Repeat the whole listing exactly.

[Collection entries]
▬▬▬▬▬▬▬▬▬▬

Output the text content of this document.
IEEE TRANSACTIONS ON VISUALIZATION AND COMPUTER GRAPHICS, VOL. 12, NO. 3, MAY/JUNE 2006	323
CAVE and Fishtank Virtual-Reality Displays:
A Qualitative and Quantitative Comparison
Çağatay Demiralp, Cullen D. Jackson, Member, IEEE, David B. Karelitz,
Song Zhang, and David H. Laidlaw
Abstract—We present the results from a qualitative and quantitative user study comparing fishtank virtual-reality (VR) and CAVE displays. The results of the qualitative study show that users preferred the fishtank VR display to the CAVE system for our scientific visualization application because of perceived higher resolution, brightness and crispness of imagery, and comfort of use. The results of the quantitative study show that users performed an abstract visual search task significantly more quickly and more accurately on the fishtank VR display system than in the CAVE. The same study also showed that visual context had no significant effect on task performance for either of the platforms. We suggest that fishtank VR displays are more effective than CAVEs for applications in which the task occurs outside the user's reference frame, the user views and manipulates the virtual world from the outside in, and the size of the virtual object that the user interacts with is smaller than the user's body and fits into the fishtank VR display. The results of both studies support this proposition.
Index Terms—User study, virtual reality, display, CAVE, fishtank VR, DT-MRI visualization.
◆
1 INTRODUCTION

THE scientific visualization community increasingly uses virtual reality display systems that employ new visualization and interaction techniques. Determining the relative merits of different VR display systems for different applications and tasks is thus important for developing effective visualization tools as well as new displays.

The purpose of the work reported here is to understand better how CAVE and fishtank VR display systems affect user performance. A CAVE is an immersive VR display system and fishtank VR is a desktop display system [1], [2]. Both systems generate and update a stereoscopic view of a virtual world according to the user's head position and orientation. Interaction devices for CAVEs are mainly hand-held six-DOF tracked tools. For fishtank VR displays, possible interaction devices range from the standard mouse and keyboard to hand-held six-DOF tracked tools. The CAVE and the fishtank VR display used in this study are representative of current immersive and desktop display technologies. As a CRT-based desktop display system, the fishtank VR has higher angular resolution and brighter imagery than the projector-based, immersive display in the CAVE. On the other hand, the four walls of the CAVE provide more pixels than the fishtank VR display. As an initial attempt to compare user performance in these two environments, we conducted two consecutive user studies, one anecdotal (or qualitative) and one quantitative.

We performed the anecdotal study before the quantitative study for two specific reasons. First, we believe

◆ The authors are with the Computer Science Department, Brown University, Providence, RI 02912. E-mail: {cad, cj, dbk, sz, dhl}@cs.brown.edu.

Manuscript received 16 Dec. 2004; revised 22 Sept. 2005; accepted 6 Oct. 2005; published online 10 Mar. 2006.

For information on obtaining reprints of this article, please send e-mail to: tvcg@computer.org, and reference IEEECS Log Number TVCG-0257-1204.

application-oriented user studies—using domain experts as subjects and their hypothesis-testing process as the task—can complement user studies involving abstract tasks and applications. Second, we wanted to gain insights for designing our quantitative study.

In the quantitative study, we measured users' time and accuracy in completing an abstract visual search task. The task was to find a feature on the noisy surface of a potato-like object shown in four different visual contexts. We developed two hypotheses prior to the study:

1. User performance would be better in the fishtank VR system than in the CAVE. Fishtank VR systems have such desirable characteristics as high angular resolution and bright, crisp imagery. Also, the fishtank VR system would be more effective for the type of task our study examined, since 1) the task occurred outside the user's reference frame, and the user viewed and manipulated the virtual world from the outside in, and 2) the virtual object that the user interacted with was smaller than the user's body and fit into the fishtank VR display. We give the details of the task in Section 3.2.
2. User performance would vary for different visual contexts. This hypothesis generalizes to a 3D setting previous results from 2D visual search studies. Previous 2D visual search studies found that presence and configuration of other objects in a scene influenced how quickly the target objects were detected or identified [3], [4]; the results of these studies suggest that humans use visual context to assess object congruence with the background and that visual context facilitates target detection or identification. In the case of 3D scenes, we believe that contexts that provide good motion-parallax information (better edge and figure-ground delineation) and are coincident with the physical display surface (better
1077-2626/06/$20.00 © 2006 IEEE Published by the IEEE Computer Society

▬▬▬▬▬▬▬▬▬▬

> **Full answer**:
Output the text content of this document.
IEEE TRANSACTIONS ON VISUALIZATION AND COMPUTER GRAPHICS, VOL. 12, NO. 3, MAY/JUNE 2006	323
CAVE and Fishtank Virtual-Reality Displays:
A Qualitative and Quantitative Comparison
Çağatay Demiralp, Cullen D. Jackson, Member, IEEE, David B. Karelitz,
Song Zhang, and David H. Laidlaw
Abstract—We present the results from a qualitative and quantitative user study comparing fishtank virtual-reality (VR) and CAVE displays. The results of the qualitative study show that users preferred the fishtank VR display to the CAVE system for our scientific visualization application because of perceived higher resolution, brightness and crispness of imagery, and comfort of use. The results of the quantitative study show that users performed an abstract visual search task significantly more quickly and more accurately on the fishtank VR display system than in the CAVE. The same study also showed that visual context had no significant effect on task performance for either of the platforms. We suggest that fishtank VR displays are more effective than CAVEs for applications in which the task occurs outside the user's reference frame, the user views and manipulates the virtual world from the outside in, and the size of the virtual object that the user interacts with is smaller than the user's body and fits into the fishtank VR display. The results of both studies support this proposition.
Index Terms—User study, virtual reality, display, CAVE, fishtank VR, DT-MRI visualization.
◆
1 INTRODUCTION

THE scientific visualization community increasingly uses virtual reality display systems that employ new visualization and interaction techniques. Determining the relative merits of different VR display systems for different applications and tasks is thus important for developing effective visualization tools as well as new displays.

The purpose of the work reported here is to understand better how CAVE and fishtank VR display systems affect user performance. A CAVE is an immersive VR display system and fishtank VR is a desktop display system [1], [2]. Both systems generate and update a stereoscopic view of a virtual world according to the user's head position and orientation. Interaction devices for CAVEs are mainly hand-held six-DOF tracked tools. For fishtank VR displays, possible interaction devices range from the standard mouse and keyboard to hand-held six-DOF tracked tools. The CAVE and the fishtank VR display used in this study are representative of current immersive and desktop display technologies. As a CRT-based desktop display system, the fishtank VR has higher angular resolution and brighter imagery than the projector-based, immersive display in the CAVE. On the other hand, the four walls of the CAVE provide more pixels than the fishtank VR display. As an initial attempt to compare user performance in these two environments, we conducted two consecutive user studies, one anecdotal (or qualitative) and one quantitative.

We performed the anecdotal study before the quantitative study for two specific reasons. First, we believe

◆ The authors are with the Computer Science Department, Brown University, Providence, RI 02912. E-mail: {cad, cj, dbk, sz, dhl}@cs.brown.edu.

Manuscript received 16 Dec. 2004; revised 22 Sept. 2005; accepted 6 Oct. 2005; published online 10 Mar. 2006.

For information on obtaining reprints of this article, please send e-mail to: tvcg@computer.org, and reference IEEECS Log Number TVCG-0257-1204.

application-oriented user studies—using domain experts as subjects and their hypothesis-testing process as the task—can complement user studies involving abstract tasks and applications. Second, we wanted to gain insights for designing our quantitative study.

In the quantitative study, we measured users' time and accuracy in completing an abstract visual search task. The task was to find a feature on the noisy surface of a potato-like object shown in four different visual contexts. We developed two hypotheses prior to the study:

1. User performance would be better in the fishtank VR system than in the CAVE. Fishtank VR systems have such desirable characteristics as high angular resolution and bright, crisp imagery. Also, the fishtank VR system would be more effective for the type of task our study examined, since 1) the task occurred outside the user's reference frame, and the user viewed and manipulated the virtual world from the outside in, and 2) the virtual object that the user interacted with was smaller than the user's body and fit into the fishtank VR display. We give the details of the task in Section 3.2.
2. User performance would vary for different visual contexts. This hypothesis generalizes to a 3D setting previous results from 2D visual search studies. Previous 2D visual search studies found that presence and configuration of other objects in a scene influenced how quickly the target objects were detected or identified [3], [4]; the results of these studies suggest that humans use visual context to assess object congruence with the background and that visual context facilitates target detection or identification. In the case of 3D scenes, we believe that contexts that provide good motion-parallax information (better edge and figure-ground delineation) and are coincident with the physical display surface (better
1077-2626/06/$20.00 © 2006 IEEE Published by the IEEE Computer Society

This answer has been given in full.